START
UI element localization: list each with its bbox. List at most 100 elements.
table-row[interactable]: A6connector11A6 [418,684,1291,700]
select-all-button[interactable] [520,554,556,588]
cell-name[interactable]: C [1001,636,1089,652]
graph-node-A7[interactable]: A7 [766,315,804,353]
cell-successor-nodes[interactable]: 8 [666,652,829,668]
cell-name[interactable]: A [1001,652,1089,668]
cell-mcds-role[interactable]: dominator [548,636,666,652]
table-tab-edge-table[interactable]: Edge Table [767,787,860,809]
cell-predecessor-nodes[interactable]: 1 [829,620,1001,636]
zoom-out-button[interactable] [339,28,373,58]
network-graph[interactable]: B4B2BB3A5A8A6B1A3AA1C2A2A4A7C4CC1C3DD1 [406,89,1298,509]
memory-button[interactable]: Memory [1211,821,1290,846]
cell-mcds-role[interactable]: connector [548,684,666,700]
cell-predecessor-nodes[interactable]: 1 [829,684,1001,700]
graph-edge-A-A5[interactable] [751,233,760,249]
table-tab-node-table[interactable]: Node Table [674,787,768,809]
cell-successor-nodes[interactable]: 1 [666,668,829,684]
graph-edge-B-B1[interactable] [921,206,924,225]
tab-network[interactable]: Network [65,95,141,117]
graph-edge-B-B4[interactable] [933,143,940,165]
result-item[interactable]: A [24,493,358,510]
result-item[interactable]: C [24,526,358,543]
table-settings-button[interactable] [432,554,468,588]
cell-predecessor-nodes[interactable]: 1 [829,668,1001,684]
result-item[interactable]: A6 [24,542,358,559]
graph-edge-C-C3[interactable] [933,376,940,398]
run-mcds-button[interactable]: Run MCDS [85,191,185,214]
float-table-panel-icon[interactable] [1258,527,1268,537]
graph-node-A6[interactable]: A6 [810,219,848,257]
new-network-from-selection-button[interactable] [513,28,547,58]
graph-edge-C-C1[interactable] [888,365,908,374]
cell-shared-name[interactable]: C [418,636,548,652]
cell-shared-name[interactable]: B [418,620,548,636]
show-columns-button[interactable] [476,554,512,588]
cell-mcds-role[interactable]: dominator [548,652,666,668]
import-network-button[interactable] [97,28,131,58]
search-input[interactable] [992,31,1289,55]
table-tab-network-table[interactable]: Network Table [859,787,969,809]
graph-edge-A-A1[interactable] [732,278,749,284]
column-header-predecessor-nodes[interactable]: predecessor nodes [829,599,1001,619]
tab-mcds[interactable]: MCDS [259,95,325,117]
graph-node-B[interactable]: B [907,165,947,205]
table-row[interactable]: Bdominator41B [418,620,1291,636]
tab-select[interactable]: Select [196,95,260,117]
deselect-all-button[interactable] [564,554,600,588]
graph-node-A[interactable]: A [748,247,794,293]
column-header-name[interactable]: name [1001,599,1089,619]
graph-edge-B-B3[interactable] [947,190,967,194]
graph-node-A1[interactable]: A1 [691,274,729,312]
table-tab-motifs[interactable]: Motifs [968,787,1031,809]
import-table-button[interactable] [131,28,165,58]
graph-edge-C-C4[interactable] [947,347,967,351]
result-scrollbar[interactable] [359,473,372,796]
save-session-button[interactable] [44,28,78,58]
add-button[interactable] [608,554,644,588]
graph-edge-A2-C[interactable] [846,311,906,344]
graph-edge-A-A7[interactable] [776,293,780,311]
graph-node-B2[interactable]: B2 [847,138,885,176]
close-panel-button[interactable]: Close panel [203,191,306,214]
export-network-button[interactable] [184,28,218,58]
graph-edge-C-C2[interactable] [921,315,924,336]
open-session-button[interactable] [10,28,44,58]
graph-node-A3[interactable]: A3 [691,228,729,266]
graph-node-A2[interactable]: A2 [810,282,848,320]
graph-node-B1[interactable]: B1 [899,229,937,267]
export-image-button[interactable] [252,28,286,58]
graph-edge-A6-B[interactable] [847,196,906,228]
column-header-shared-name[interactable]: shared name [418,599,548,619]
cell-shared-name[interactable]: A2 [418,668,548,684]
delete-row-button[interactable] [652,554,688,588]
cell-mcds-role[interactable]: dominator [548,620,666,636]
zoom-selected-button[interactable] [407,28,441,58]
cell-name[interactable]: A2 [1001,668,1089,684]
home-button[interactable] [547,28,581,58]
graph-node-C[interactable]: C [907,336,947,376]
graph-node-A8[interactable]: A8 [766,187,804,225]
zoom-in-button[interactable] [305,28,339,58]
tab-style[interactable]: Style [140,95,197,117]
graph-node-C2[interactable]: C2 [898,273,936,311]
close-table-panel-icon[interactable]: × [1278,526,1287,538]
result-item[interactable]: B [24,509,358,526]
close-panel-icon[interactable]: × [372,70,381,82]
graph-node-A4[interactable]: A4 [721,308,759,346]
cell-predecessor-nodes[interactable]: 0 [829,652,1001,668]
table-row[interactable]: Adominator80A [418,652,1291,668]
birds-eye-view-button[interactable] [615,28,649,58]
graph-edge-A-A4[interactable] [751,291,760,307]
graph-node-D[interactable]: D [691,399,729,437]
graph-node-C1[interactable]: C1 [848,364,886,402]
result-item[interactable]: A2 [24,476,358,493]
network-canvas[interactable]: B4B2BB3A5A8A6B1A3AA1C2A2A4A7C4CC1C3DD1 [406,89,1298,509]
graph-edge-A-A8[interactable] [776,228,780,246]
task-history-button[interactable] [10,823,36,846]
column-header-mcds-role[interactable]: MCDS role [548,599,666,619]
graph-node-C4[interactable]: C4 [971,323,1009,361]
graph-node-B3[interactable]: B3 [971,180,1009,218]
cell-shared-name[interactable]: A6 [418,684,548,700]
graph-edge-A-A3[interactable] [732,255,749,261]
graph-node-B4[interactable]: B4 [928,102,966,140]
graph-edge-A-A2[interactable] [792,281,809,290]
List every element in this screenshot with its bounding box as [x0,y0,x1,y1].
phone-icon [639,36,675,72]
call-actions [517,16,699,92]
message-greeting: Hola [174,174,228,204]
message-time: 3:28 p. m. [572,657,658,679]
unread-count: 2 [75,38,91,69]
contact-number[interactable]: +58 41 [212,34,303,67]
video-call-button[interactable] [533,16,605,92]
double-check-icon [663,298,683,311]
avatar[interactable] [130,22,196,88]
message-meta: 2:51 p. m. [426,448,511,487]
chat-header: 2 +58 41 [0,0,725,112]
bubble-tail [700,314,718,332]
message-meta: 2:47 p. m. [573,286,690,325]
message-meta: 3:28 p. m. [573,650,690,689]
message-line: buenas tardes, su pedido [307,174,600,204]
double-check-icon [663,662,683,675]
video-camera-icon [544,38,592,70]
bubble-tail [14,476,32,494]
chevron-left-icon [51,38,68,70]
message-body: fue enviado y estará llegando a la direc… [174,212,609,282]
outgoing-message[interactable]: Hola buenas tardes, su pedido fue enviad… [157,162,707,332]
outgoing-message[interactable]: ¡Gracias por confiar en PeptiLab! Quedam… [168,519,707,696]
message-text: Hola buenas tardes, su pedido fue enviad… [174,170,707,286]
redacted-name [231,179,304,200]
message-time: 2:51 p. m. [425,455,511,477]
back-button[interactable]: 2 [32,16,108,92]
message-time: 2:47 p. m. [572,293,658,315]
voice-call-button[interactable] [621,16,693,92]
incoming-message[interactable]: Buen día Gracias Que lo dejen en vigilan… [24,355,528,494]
END
* **SHORT PROBLEM**
Could you reproduce, character for character, the lines of the material, starting at its very first line and stopping after the line that contains "cell-name[interactable]: C [1001,636,1089,652]"?

* **SOLUTION TO THE EXERCISE**
UI element localization: list each with its bbox. List at most 100 elements.
table-row[interactable]: A6connector11A6 [418,684,1291,700]
select-all-button[interactable] [520,554,556,588]
cell-name[interactable]: C [1001,636,1089,652]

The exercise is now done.